Task objective: Locate each line of the material that contains the string "zone" and copy those lines. The match is case-sensitive.

Stored data:
start

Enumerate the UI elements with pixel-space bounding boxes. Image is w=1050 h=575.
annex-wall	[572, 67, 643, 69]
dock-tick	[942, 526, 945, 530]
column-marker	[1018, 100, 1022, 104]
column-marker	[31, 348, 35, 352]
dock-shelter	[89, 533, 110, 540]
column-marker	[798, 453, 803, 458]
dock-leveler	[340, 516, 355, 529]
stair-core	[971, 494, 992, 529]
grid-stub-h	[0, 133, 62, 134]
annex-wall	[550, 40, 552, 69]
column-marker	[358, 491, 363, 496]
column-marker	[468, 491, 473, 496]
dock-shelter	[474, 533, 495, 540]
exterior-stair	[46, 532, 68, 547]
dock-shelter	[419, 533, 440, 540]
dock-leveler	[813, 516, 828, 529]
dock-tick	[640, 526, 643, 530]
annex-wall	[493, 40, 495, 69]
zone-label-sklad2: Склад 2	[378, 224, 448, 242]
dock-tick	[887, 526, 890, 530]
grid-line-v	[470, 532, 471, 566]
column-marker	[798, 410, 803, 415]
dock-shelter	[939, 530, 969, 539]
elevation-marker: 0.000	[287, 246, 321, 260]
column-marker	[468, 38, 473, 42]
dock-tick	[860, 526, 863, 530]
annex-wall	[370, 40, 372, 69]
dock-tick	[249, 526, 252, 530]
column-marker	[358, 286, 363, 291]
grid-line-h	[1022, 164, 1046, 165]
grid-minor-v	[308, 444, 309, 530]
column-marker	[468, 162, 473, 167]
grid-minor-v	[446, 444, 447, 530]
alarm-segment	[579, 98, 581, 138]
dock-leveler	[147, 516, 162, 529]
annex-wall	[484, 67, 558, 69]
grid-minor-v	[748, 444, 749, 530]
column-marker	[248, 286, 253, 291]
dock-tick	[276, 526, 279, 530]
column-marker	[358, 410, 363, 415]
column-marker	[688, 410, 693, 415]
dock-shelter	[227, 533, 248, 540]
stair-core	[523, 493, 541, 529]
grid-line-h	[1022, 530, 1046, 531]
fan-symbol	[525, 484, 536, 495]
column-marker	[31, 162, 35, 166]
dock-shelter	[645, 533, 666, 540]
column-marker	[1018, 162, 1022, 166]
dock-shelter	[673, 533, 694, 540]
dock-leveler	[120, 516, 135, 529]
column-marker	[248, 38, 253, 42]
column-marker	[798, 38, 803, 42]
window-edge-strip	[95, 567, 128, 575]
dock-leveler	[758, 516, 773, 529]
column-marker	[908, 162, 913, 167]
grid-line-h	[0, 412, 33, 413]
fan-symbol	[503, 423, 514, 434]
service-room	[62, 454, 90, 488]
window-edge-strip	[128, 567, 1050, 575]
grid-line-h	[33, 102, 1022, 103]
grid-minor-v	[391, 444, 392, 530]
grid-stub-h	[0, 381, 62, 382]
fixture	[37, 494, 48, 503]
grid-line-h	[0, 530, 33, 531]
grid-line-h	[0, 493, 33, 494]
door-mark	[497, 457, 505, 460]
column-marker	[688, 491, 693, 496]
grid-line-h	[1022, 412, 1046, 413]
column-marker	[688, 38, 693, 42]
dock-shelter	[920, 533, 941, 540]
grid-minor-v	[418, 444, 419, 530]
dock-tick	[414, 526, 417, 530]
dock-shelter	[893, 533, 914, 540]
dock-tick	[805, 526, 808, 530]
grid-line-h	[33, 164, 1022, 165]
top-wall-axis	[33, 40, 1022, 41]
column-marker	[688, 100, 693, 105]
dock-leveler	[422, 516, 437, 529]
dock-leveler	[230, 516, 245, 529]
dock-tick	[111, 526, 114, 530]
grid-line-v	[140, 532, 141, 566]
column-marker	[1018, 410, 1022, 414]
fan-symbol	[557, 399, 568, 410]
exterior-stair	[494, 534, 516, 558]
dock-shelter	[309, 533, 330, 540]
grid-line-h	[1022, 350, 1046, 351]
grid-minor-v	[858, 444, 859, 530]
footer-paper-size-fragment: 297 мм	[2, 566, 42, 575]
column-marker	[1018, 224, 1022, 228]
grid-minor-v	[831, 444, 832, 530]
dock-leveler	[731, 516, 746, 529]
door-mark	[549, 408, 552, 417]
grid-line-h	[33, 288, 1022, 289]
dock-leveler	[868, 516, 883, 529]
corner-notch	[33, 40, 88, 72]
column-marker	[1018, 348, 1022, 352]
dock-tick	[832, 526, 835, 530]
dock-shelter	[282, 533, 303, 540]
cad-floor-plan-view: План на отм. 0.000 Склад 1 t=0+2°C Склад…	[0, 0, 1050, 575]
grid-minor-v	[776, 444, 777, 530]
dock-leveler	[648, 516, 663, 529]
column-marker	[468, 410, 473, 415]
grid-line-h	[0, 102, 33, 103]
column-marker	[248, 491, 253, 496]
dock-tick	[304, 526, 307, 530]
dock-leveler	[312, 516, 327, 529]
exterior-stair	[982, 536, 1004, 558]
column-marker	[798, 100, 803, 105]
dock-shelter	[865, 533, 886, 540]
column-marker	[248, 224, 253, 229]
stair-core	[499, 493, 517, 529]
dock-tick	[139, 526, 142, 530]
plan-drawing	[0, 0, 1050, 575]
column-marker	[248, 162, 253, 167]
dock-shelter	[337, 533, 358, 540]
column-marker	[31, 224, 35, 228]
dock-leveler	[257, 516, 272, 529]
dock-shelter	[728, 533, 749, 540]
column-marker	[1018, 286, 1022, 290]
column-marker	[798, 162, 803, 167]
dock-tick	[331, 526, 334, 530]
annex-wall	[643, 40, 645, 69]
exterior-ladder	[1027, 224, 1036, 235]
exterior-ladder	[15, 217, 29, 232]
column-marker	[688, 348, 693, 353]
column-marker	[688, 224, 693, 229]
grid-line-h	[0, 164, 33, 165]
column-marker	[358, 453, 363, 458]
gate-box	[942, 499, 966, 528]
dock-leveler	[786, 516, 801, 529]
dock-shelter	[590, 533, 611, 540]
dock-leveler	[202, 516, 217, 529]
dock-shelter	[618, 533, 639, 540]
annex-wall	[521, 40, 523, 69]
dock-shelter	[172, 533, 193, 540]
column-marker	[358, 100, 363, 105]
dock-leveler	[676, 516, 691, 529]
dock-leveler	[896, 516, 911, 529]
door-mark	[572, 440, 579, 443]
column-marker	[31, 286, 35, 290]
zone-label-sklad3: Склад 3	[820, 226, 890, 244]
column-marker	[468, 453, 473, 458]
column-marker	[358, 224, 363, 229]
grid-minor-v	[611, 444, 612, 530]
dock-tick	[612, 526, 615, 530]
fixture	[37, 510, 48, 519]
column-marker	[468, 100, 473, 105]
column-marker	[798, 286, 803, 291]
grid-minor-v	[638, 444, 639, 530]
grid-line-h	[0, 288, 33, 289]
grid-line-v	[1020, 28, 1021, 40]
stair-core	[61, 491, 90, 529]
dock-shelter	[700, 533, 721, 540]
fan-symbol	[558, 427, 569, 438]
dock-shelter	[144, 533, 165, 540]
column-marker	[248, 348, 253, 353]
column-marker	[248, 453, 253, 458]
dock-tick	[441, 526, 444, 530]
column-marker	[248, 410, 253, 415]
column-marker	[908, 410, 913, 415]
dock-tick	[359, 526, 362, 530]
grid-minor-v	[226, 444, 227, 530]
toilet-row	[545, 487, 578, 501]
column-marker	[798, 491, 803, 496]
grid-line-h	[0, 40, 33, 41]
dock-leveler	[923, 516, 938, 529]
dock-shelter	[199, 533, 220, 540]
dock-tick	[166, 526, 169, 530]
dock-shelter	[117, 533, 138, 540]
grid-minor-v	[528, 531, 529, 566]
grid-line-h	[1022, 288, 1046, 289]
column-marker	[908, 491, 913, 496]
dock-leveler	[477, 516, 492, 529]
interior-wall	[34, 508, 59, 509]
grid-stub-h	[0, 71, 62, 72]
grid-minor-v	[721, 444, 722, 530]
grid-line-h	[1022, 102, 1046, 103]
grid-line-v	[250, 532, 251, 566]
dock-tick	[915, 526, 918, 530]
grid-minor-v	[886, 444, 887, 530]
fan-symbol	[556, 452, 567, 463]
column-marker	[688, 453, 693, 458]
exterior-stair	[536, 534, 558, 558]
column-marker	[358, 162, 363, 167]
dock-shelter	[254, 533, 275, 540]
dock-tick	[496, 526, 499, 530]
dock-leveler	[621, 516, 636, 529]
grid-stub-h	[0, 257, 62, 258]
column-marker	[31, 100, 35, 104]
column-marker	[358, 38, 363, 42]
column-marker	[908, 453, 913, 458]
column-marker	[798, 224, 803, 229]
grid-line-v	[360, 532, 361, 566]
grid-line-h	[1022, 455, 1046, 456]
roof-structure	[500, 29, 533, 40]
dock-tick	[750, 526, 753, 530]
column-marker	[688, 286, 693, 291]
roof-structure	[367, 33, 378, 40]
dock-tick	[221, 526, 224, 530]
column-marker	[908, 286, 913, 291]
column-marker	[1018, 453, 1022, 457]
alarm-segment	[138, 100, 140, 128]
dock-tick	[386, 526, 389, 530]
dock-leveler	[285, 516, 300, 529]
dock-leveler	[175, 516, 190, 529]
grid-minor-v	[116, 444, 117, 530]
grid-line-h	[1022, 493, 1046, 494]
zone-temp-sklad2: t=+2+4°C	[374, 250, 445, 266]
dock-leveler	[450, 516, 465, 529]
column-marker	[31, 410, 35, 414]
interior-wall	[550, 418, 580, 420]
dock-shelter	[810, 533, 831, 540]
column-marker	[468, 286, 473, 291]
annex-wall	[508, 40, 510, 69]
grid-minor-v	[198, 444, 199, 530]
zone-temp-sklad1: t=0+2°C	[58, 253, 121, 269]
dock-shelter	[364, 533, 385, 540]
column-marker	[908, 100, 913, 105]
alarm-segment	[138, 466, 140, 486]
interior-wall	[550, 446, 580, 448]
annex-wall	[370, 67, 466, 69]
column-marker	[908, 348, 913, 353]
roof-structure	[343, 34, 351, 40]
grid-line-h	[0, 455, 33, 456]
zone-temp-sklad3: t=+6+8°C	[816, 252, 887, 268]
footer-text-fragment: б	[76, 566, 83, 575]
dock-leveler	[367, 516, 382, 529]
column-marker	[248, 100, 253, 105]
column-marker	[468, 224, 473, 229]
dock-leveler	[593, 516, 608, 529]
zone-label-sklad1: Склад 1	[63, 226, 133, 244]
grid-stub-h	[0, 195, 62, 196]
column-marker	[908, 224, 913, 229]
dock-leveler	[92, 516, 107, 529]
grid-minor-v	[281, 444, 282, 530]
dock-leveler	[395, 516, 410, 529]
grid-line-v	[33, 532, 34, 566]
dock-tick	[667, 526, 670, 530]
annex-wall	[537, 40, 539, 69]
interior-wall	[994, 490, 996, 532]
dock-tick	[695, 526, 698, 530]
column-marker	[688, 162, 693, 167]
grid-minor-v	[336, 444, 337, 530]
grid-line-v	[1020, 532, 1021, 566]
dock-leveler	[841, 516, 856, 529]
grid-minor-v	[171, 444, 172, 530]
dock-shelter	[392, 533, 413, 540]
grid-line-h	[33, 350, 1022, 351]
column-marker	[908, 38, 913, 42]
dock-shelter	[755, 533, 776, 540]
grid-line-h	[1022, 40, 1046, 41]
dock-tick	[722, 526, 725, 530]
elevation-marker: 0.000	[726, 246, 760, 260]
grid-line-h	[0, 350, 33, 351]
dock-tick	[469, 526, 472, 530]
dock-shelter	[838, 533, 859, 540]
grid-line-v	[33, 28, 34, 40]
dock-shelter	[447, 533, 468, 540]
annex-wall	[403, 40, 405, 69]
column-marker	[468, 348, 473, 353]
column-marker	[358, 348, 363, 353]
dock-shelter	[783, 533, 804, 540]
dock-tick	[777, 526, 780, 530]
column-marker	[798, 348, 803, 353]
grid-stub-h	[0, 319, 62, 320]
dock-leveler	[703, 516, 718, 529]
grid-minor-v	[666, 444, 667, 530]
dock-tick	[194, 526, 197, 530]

end

Answer to this task:
zone-label-sklad2: Склад 2	[378, 224, 448, 242]
zone-label-sklad3: Склад 3	[820, 226, 890, 244]
zone-temp-sklad2: t=+2+4°C	[374, 250, 445, 266]
zone-temp-sklad1: t=0+2°C	[58, 253, 121, 269]
zone-temp-sklad3: t=+6+8°C	[816, 252, 887, 268]
zone-label-sklad1: Склад 1	[63, 226, 133, 244]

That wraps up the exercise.